▸ DOCUMENT TEXT
While the previous suite of shows at the Center for Maine Contemporary Art was anchored by a powerful presentation of Jon Imber in the main gallery, the other three shows were each impressive as well – most notably, Shoshannah White’s photographic works.
One of the many reasons White continues to impress me is that she refers to encaustic-covered photos as “encaustic photos” instead of some variant, such as “encaustic on panel.” This was an important issue in the Seattle area when I was a curator and art dealer there, because encaustic was hip, hot and often misleadingly presented. (Encaustic is a painting medium that combines beeswax and resin and has hardly changed in the past 2,000 years). This mattered because artists would cover photographs with encaustic and the viewers (and collectors) would often be misled into thinking what they were seeing was encaustic painting.
As part of this discussion, in 2000 I published a piece called “The Cultural Status of Painting” in which I argued that painting was “appropriately humbling itself to the level of craft.” I stand by that – particularly regarding material-oriented abstraction like the paintings by Betsy Eby now on view at CMCA. Eby was one of the many Seattle artists I was talking about, but her work even then firmly espoused the decorative and craft-friendly qualities that have been strong and healthy threads within American painting.
In Seattle, where encaustic was all the rage, it was easier to see the painterly content of Eby’s work. At CMCA, unfortunately, the presentation devolves a bit into the “Look – encaustic!” approach I have complained about in exhibitions of works dedicated to the medium. The wound is self-inflicted: Eby presents an eight-minute film about herself that practically forces the viewer to see her as a craft artist by dwelling on the subject of technique.

▸ TASKS TO PERFORM
1. Can you copy out, word for word, the part of the CMCA exhibition review starting at "While the previous" and ending at "was encaustic painting."?
2. Could you pick up the CMCA exhibition review after its last sentence and keep writing it?

▸ DATA LINES
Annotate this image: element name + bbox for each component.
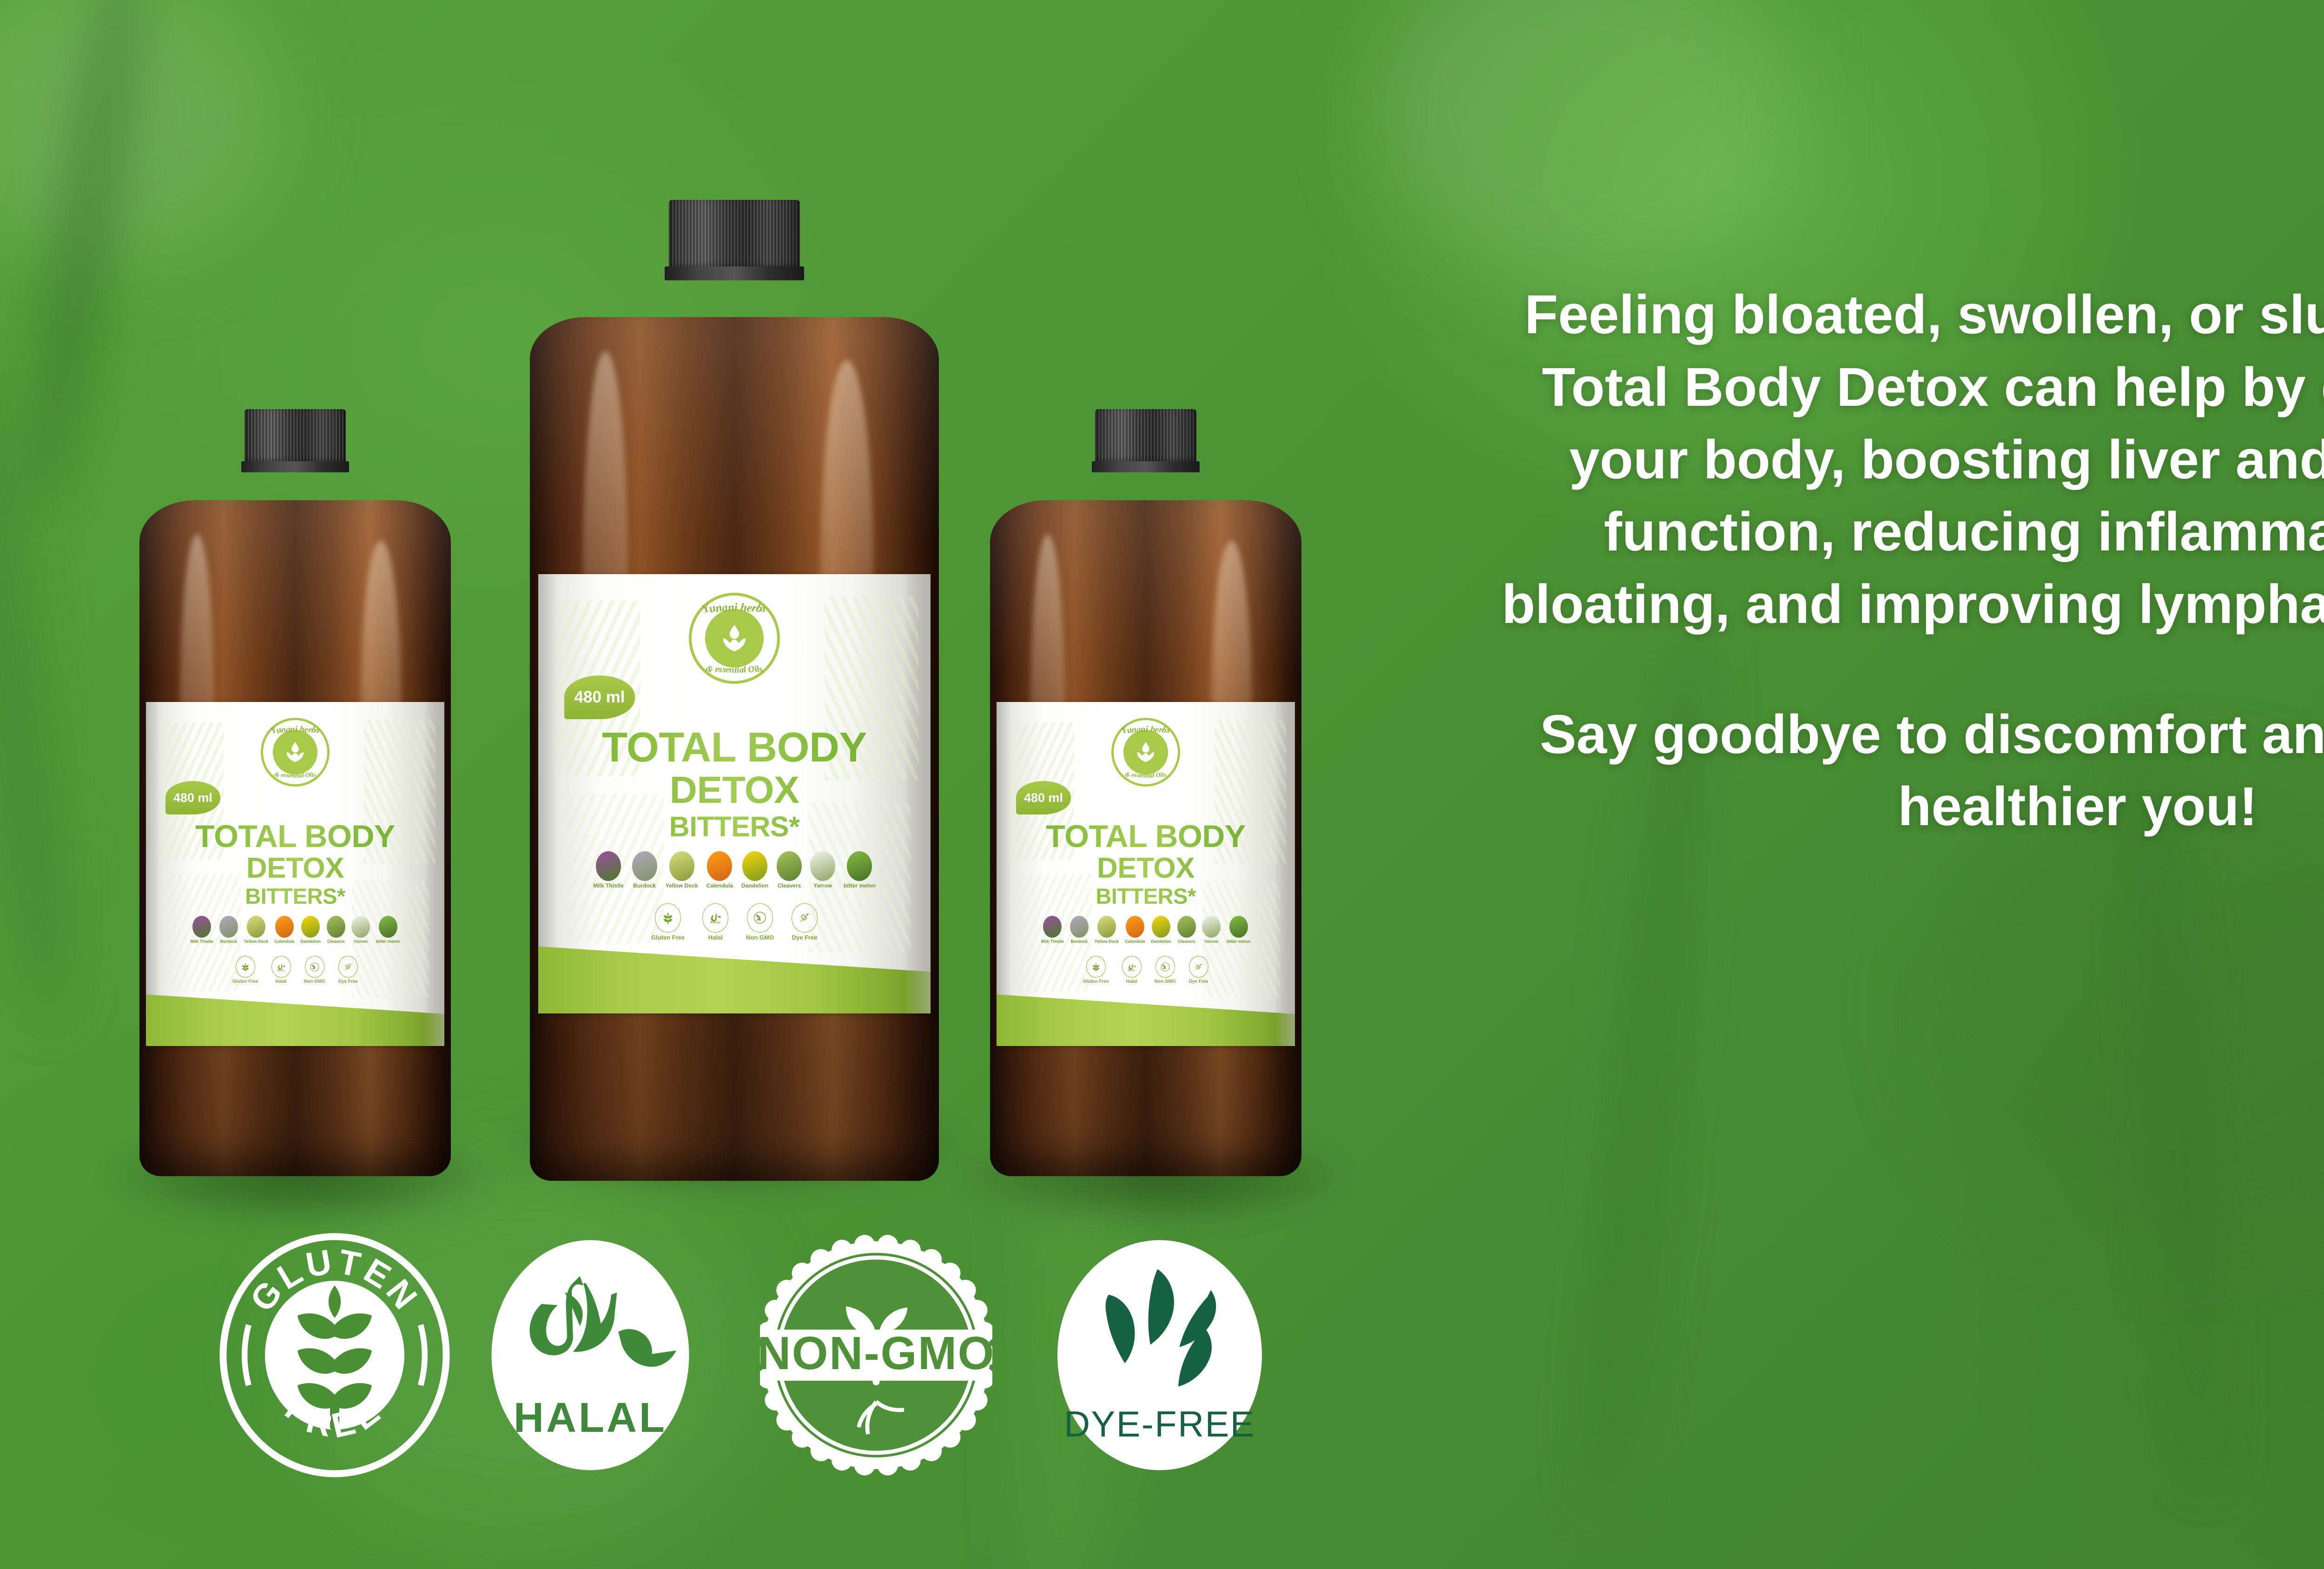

▸ ANSWERS FOR THE EXERCISE
1.
While the previous suite of shows at the Center for Maine Contemporary Art was anchored by a powerful presentation of Jon Imber in the main gallery, the other three shows were each impressive as well – most notably, Shoshannah White’s photographic works.
One of the many reasons White continues to impress me is that she refers to encaustic-covered photos as “encaustic photos” instead of some variant, such as “encaustic on panel.” This was an important issue in the Seattle area when I was a curator and art dealer there, because encaustic was hip, hot and often misleadingly presented. (Encaustic is a painting medium that combines beeswax and resin and has hardly changed in the past 2,000 years). This mattered because artists would cover photographs with encaustic and the viewers (and collectors) would often be misled into thinking what they were seeing was encaustic painting.

2.
To conflate technique with content is what I call “the craft mistake.” As a longtime fan of Maine abstraction – and Eby’s painting – this feels like a frustrating missed opportunity.
It’s unfortunate that it becomes too easy to overlook Eby’s content. The CMCA’s installation is elegant because it turns on another hip (and troubled) subject: Ekphrasis, or art in one medium about another, like a poem about a Grecian urn or, in this case, paintings about music.
With titles like “First Variation on a Dvorak Tone Poem,” it’s clear Eby wants the viewer to see her work as paintings about music. It’s a troubling topic, however, since it requires the viewer to be a critic of both music and art. The result is disappointing: The image of the music appears as a single narrative strand, a butterfly fluttering across the painterly space, whereas Dvorak plays with phrases, inverting, echoing and twisting them to tease our memories in real time.
Eby is an accomplished pianist (as she tells us in her slick catalog and video and proves with a nicely restrained performance of “In a Landscape” by John Cage), but this too harkens back to the unresolved craft-versus-art question: Is playing an instrumental part as written by a composer closer to artistry or craft? (As a musician and craft fan, I think this is an interesting but easy question.)
In terms of the public audience, I think the response to Eby’s show will be mixed. If you are seeking beauty and serenity or exquisite craftsmanship, you find it. But if you are allergic to pretension, don’t forget the Benadryl.
The other three shows on view at CMCA are all excellent and exciting.
Ron Leax’s mixed media works don’t just look like scientific musings, they get smarter, wittier and more sophisticated the closer you look and the more you think about them. They have a loose, mad-scientist flavor to them that might keep some viewers away, but if you give them a moment, they pay off in spades.
Tom Burckhardt’s exhibition, “Recent Work,” is a toothy-grinned celebration of abstraction spread thick with conceptual content. While what first strikes you are Burckhardt’s highly saturated shapes in chewy retro flavors, the artist offers up real depth with his eye-popping formal vocabulary and propensity for complex compositions of interwoven tones.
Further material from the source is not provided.